Obras colocam trabalhadores em situação de risco

Trabalhadores do Laboratório do Centro de Especialidades, que está em reforma, foram submetidos a condições totalmente precárias.

Assim que recebeu a comunicação do que estava acontecendo no local, o SINDSERV acionou a CIPA Saúde e acompanhou a vistoria. "A Clínica está passando por um processo de reforma e demolição de algumas salas. Todos os funcionários do Centro de Especialidades foram transferidos para outros setores, porém, os funcionários do Laboratório permaneceram no local e, devido à reforma, sofrem com as péssimas condições de trabalho", disse nossa vice-presidente, Lucinéa Mesquita.

Durante a vistoria, o SINDSERV verificou que o local expõe os trabalhadores ao risco grave e iminente de acidentes e doenças do trabalho. "O ideal é que os trabalhadores do Laboratório sejam remanejados para um local adequado, que ofereça condições de trabalho dentro das Normas de Segurança e Saúde", afirma a Diretora de Saúde e Segurança do Trabalho, Maria Lúcia Santos Marcelino.

* MATERIAL FORNECIDO
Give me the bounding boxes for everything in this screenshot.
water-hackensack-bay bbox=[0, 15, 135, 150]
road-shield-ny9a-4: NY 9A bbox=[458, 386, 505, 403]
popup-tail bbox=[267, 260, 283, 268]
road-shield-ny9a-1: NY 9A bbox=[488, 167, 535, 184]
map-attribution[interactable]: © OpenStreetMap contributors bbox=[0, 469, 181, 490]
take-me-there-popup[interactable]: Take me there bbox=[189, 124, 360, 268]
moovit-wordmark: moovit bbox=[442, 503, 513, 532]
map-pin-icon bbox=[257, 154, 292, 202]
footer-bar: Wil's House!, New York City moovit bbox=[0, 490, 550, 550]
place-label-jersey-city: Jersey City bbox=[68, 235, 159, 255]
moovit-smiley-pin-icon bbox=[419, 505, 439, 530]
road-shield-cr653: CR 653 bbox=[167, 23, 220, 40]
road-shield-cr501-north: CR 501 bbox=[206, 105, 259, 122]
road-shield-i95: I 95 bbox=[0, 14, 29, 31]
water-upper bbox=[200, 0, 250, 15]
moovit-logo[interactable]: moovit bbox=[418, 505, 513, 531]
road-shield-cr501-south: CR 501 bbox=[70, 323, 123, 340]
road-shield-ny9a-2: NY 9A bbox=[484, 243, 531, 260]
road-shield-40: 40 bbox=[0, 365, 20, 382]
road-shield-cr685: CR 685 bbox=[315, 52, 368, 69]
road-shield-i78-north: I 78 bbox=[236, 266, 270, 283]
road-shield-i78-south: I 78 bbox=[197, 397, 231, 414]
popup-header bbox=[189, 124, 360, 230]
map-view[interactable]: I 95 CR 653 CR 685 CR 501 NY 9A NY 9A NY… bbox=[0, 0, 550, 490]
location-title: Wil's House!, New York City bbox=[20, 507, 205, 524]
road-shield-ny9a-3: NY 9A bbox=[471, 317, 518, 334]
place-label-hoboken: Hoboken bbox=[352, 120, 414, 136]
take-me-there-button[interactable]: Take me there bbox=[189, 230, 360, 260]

* PROBLEMAS A RESOLVER
**1)** No texto sobre as obras no Centro de Especialidades, qual órgão o SINDSERV acionou assim que recebeu a comunicação do que acontecia no local?
**2)** Dê continuidade ao texto sobre as obras no Centro de Especialidades, começando logo após a fala de Maria Lúcia Santos Marcelino.

* RESPOSTAS DOS EXERCÍCIOS
**1)** A CIPA Saúde.

**2)**
Problemas

Para acessar a área do laboratório existe apenas uma porta que, por diversas vezes, fica interditada com faixa zebrada. Existe risco de queda de material do andar superior e não colocaram uma tela de proteção que impeça materiais como vidros, pedras, madeiras, de caírem por onde passam os trabalhadores. Nos dias de chuva, os trabalhadores são obrigados a utilizar sacos plásticos nos pés e a puxar água das salas que ficaram totalmente alagadas. Os servidores estão sem água no refeitório e, pelo menos três vezes por semana, ficam sem água nas demais torneiras e nos banheiros. Na Sala de Sorologia há uma coluna que apresenta infiltração e há relatos de trabalhadores que apresentaram problemas alérgicos e respiratórios devido ao excesso de poeira da obra. 

Reunião com a secretária

Para resolver a situação, o SINDSERV questionou a secretária de Saúde. "Foi agendada uma reunião para o dia 17 de março com a secretária. Nosso Sindicato vai agir com firmeza, pois não podemos admitir que os trabalhadores fiquem em um lugar que não oferece nenhum tipo de segurança e condições dignas", finaliza o presidente Giovani Chagas.